(WORK REQUIRED) Leave the pictures out, and retype all of the material exactly as written.

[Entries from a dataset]
__________

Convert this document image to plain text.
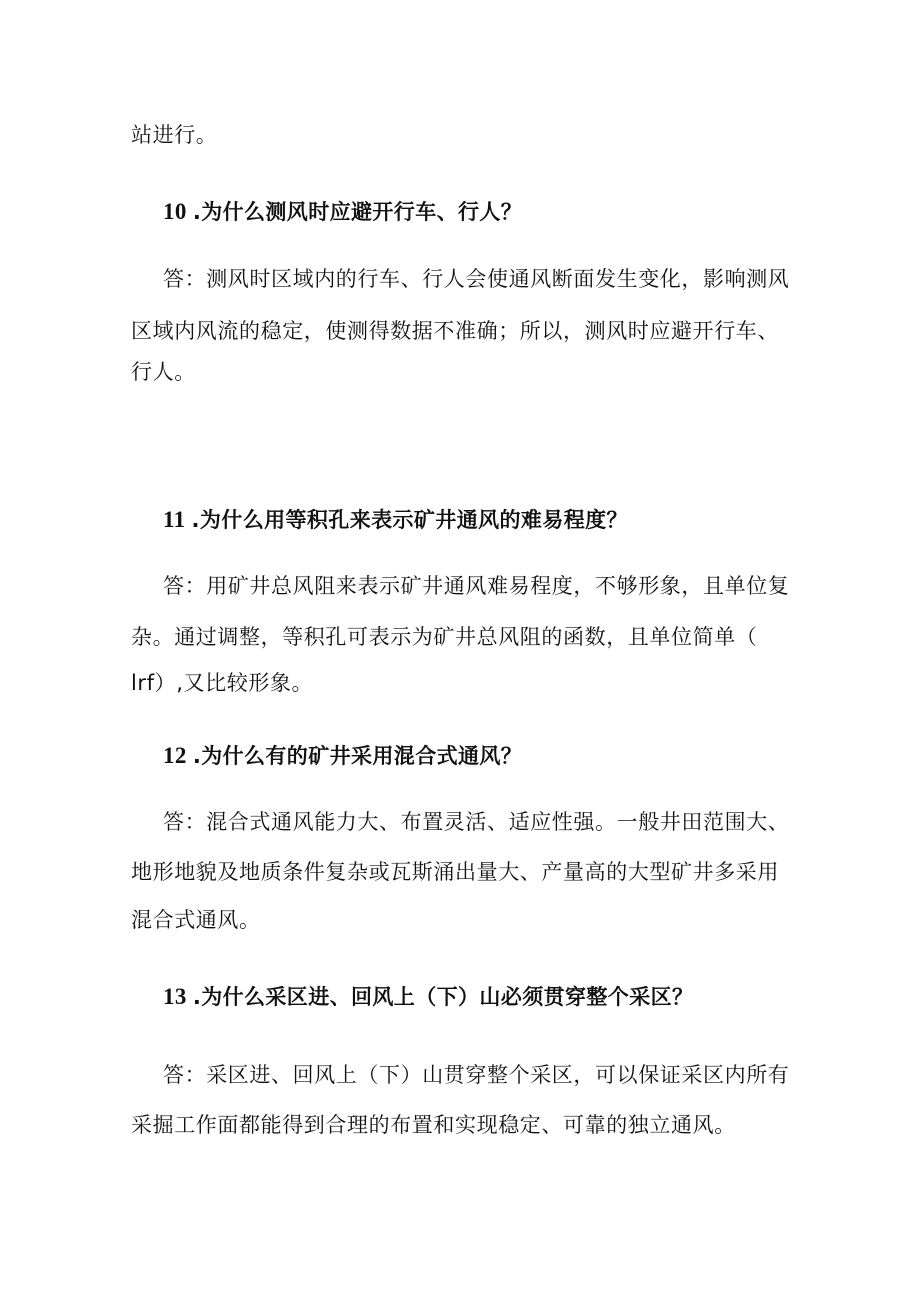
站进行。
10 .为什么测风时应避开行车、行人？
答：测风时区域内的行车、行人会使通风断面发生变化，影响测风
区域内风流的稳定，使测得数据不准确；所以，测风时应避开行车、
行人。
11 .为什么用等积孔来表示矿井通风的难易程度？
答：用矿井总风阻来表示矿井通风难易程度，不够形象，且单位复
杂。通过调整，等积孔可表示为矿井总风阻的函数，且单位简单（
lrf）,又比较形象。
12 .为什么有的矿井采用混合式通风？
答：混合式通风能力大、布置灵活、适应性强。一般井田范围大、
地形地貌及地质条件复杂或瓦斯涌出量大、产量高的大型矿井多采用
混合式通风。
13 .为什么采区进、回风上（下）山必须贯穿整个采区？
答：采区进、回风上（下）山贯穿整个采区，可以保证采区内所有
采掘工作面都能得到合理的布置和实现稳定、可靠的独立通风。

__________

(ANSWER TO THE EXERCISE)
Convert this document image to plain text.
站进行。
10 .为什么测风时应避开行车、行人？
答：测风时区域内的行车、行人会使通风断面发生变化，影响测风
区域内风流的稳定，使测得数据不准确；所以，测风时应避开行车、
行人。
11 .为什么用等积孔来表示矿井通风的难易程度？
答：用矿井总风阻来表示矿井通风难易程度，不够形象，且单位复
杂。通过调整，等积孔可表示为矿井总风阻的函数，且单位简单（
lrf）,又比较形象。
12 .为什么有的矿井采用混合式通风？
答：混合式通风能力大、布置灵活、适应性强。一般井田范围大、
地形地貌及地质条件复杂或瓦斯涌出量大、产量高的大型矿井多采用
混合式通风。
13 .为什么采区进、回风上（下）山必须贯穿整个采区？
答：采区进、回风上（下）山贯穿整个采区，可以保证采区内所有
采掘工作面都能得到合理的布置和实现稳定、可靠的独立通风。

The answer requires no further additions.